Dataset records
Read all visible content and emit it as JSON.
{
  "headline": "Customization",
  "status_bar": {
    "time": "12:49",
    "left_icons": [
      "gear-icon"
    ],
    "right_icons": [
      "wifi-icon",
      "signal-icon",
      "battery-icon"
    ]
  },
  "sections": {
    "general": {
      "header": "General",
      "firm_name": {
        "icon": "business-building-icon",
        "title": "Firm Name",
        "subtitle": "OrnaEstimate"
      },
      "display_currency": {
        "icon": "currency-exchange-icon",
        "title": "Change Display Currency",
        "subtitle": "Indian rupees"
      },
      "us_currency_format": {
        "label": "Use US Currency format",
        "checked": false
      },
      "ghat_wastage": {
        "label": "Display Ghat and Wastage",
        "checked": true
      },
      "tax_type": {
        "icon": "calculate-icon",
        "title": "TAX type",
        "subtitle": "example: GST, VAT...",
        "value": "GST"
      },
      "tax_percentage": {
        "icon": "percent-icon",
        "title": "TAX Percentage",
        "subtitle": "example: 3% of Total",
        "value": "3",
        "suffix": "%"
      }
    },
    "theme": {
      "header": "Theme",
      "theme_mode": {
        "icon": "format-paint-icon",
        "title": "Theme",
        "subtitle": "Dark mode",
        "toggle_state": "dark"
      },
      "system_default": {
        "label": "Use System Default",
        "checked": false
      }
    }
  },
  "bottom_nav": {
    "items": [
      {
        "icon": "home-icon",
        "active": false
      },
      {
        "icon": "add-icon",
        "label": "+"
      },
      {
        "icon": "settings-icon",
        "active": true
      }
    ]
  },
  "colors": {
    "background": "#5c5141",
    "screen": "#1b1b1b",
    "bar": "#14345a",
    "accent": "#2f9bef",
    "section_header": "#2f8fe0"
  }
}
--
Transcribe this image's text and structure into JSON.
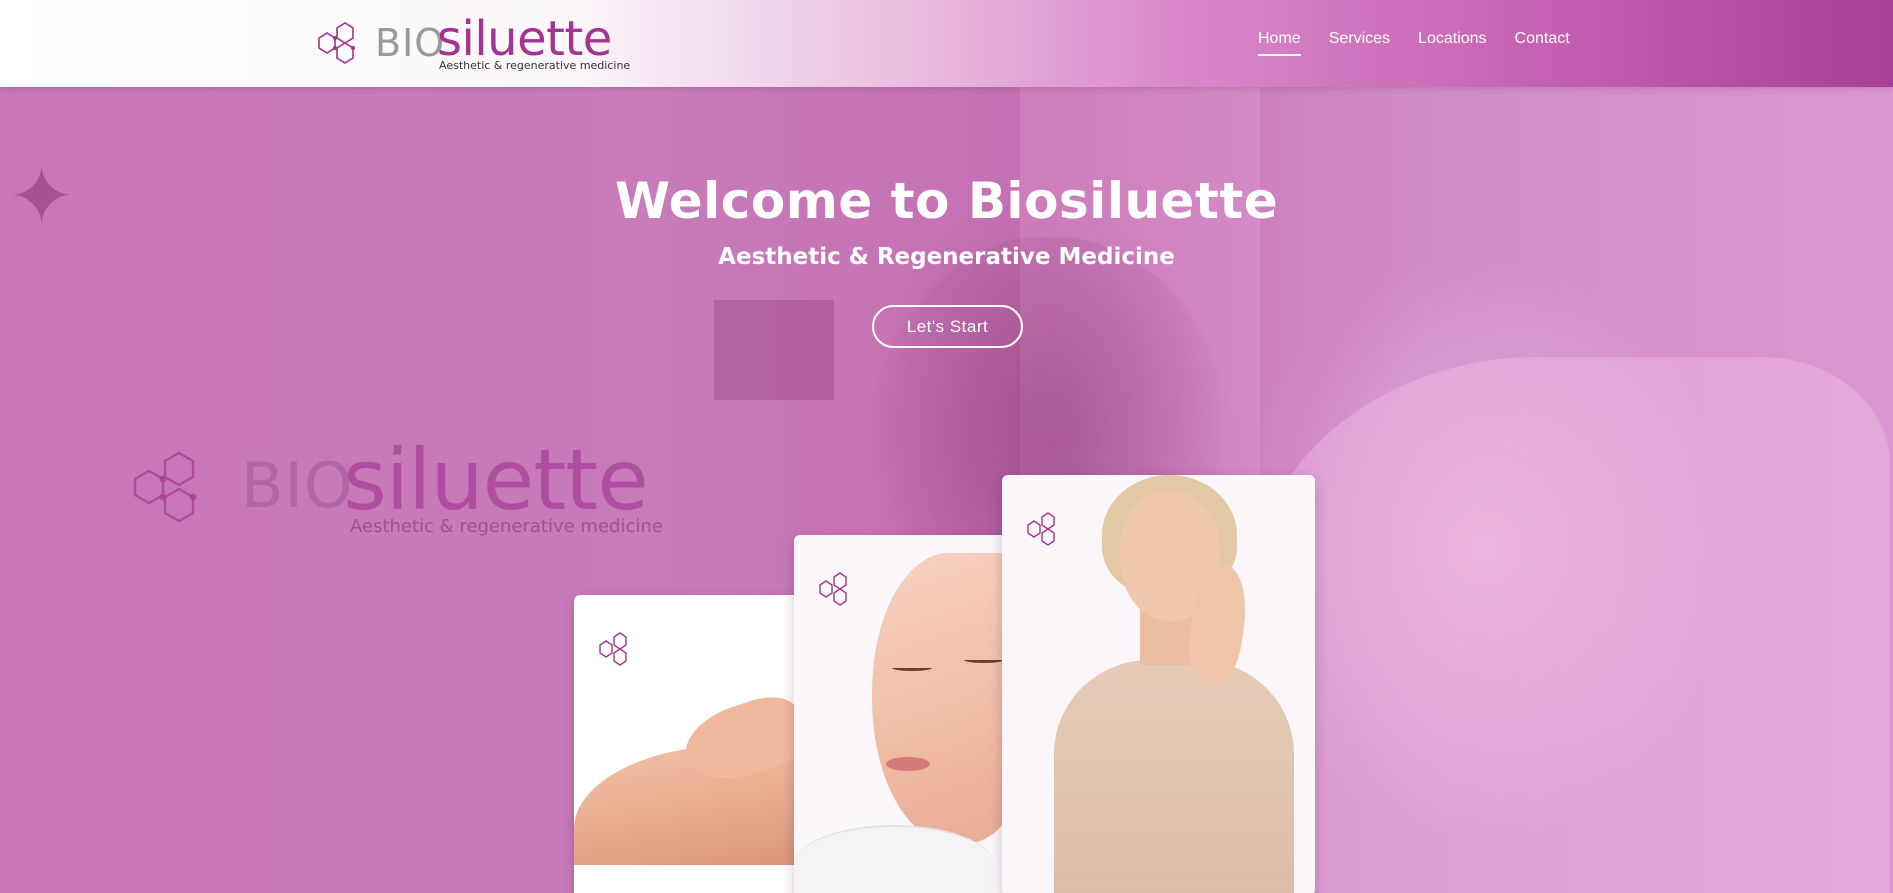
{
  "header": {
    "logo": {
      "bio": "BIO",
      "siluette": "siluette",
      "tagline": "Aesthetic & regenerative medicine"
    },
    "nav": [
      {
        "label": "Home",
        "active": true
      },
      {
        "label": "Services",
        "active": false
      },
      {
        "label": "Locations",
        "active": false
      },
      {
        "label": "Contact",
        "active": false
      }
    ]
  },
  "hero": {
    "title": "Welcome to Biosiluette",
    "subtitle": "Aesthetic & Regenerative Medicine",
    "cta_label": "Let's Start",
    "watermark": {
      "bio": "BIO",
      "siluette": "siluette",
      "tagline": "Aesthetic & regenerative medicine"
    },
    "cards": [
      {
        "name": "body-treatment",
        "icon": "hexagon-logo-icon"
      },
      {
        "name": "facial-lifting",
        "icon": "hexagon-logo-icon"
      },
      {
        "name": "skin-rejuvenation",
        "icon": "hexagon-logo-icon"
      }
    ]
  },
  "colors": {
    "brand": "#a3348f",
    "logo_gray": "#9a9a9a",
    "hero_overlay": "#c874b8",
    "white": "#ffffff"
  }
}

**WHAT TO DO:**
The word "subtitle" appears in how many lines of the data? Answer with only the number.

**ANSWER TO THIS PROBLEM:**
6